Extracted information |
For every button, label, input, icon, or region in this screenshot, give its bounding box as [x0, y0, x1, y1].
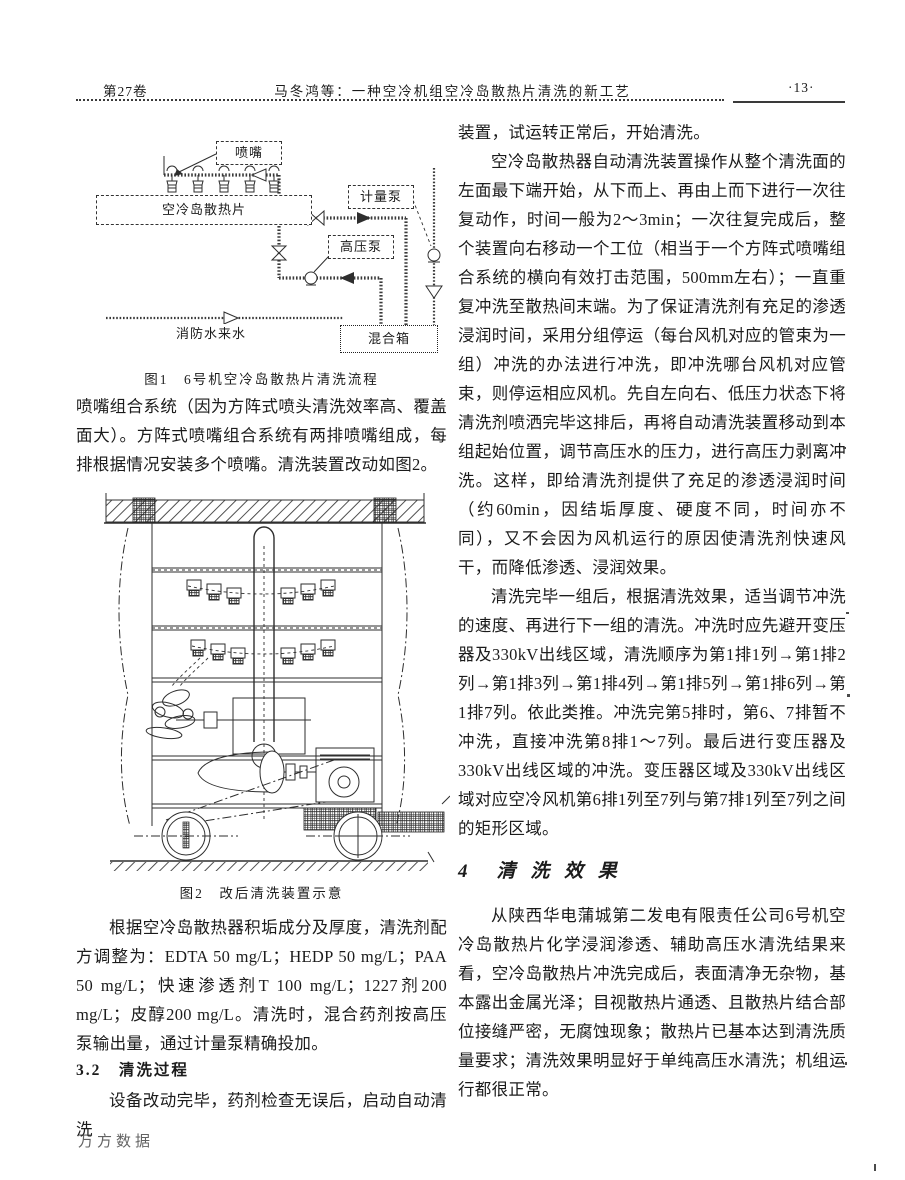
paragraph-text: 根据空冷岛散热器积垢成分及厚度，清洗剂配方调整为：EDTA 50 mg/L；HE… [76, 913, 447, 1058]
figure1-label-metering-pump: 计量泵 [348, 185, 414, 209]
header-running-title: 马冬鸿等：一种空冷机组空冷岛散热片清洗的新工艺 [0, 80, 905, 100]
section-heading-3-2: 3.2 清洗过程 [76, 1058, 447, 1080]
figure1-label-nozzle: 喷嘴 [216, 141, 282, 165]
paragraph-nozzle-system: 喷嘴组合系统（因为方阵式喷头清洗效率高、覆盖面大）。方阵式喷嘴组合系统有两排喷嘴… [76, 392, 447, 479]
scan-artifact [846, 612, 849, 614]
figure1-label-radiator: 空冷岛散热片 [96, 195, 312, 225]
paragraph-continuation: 装置，试运转正常后，开始清洗。 [458, 118, 846, 147]
wanfang-data-watermark: 万方数据 [78, 1130, 154, 1151]
scan-artifact [874, 1164, 876, 1171]
journal-page-scan: 第27卷 马冬鸿等：一种空冷机组空冷岛散热片清洗的新工艺 ·13· [0, 0, 905, 1180]
figure1-label-mixing-tank: 混合箱 [340, 325, 438, 353]
figure1-piping-diagram: 喷嘴 空冷岛散热片 计量泵 高压泵 混合箱 消防水来水 [76, 128, 448, 364]
figure2-drawing [76, 490, 450, 878]
header-page-number: ·13· [788, 80, 815, 96]
scan-artifact [843, 447, 846, 449]
section-heading-4: 4 清 洗 效 果 [458, 857, 846, 886]
figure2-cleaning-device-drawing [76, 490, 450, 878]
figure1-caption: 图1 6号机空冷岛散热片清洗流程 [76, 368, 447, 388]
paragraph-wash-sequence: 清洗完毕一组后，根据清洗效果，适当调节冲洗的速度、再进行下一组的清洗。冲洗时应先… [458, 582, 846, 843]
header-rule-solid [733, 101, 845, 103]
header-rule-dotted [76, 99, 724, 101]
figure1-label-fire-water: 消防水来水 [176, 324, 246, 344]
paragraph-operation: 空冷岛散热器自动清洗装置操作从整个清洗面的左面最下端开始，从下而上、再由上而下进… [458, 147, 846, 582]
scan-artifact [845, 1062, 847, 1065]
scan-artifact [847, 694, 850, 697]
figure2-caption: 图2 改后清洗装置示意 [76, 882, 447, 902]
paragraph-cleaning-agent-recipe: 根据空冷岛散热器积垢成分及厚度，清洗剂配方调整为：EDTA 50 mg/L；HE… [76, 913, 447, 1058]
paragraph-text: 喷嘴组合系统（因为方阵式喷头清洗效率高、覆盖面大）。方阵式喷嘴组合系统有两排喷嘴… [76, 392, 447, 479]
figure1-label-high-pressure-pump: 高压泵 [328, 235, 394, 259]
right-column-text: 装置，试运转正常后，开始清洗。 空冷岛散热器自动清洗装置操作从整个清洗面的左面最… [458, 118, 846, 1104]
paragraph-cleaning-effect: 从陕西华电蒲城第二发电有限责任公司6号机空冷岛散热片化学浸润渗透、辅助高压水清洗… [458, 901, 846, 1104]
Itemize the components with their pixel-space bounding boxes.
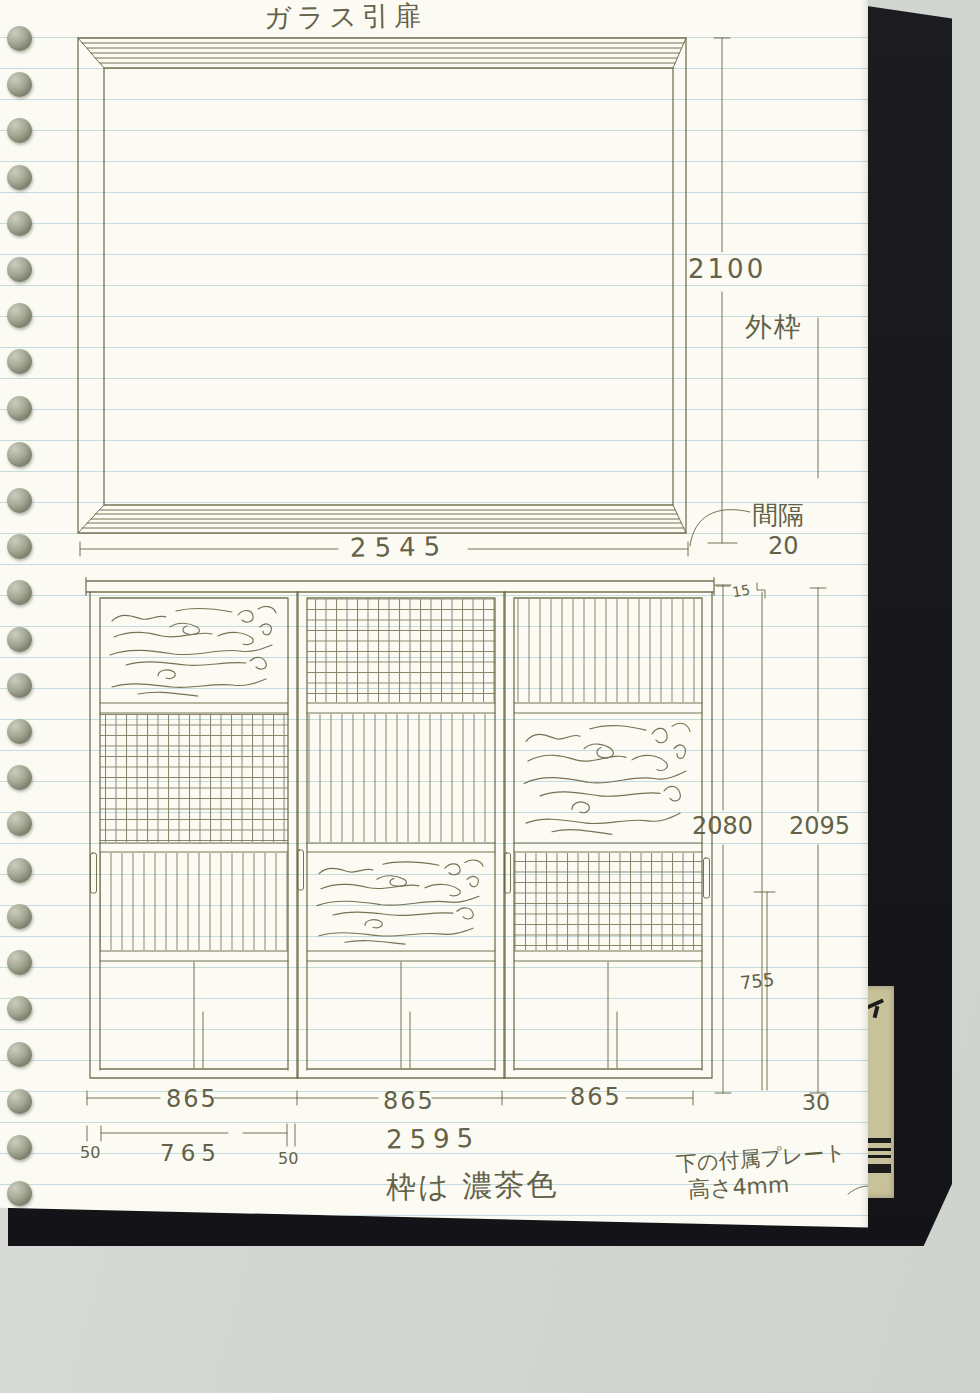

Short exercise | Repeat the rows between the one holding "paragraph-text: 根据空冷岛散热器积垢成分及厚度，清洗剂配方调整为：EDTA 50" and the one holding "figure1-label-nozzle: 喷嘴 [216, 141, 282, 165]", both included, word for word.

Output |
paragraph-text: 根据空冷岛散热器积垢成分及厚度，清洗剂配方调整为：EDTA 50 mg/L；HE… [76, 913, 447, 1058]
figure1-label-metering-pump: 计量泵 [348, 185, 414, 209]
header-running-title: 马冬鸿等：一种空冷机组空冷岛散热片清洗的新工艺 [0, 80, 905, 100]
section-heading-3-2: 3.2 清洗过程 [76, 1058, 447, 1080]
figure1-label-nozzle: 喷嘴 [216, 141, 282, 165]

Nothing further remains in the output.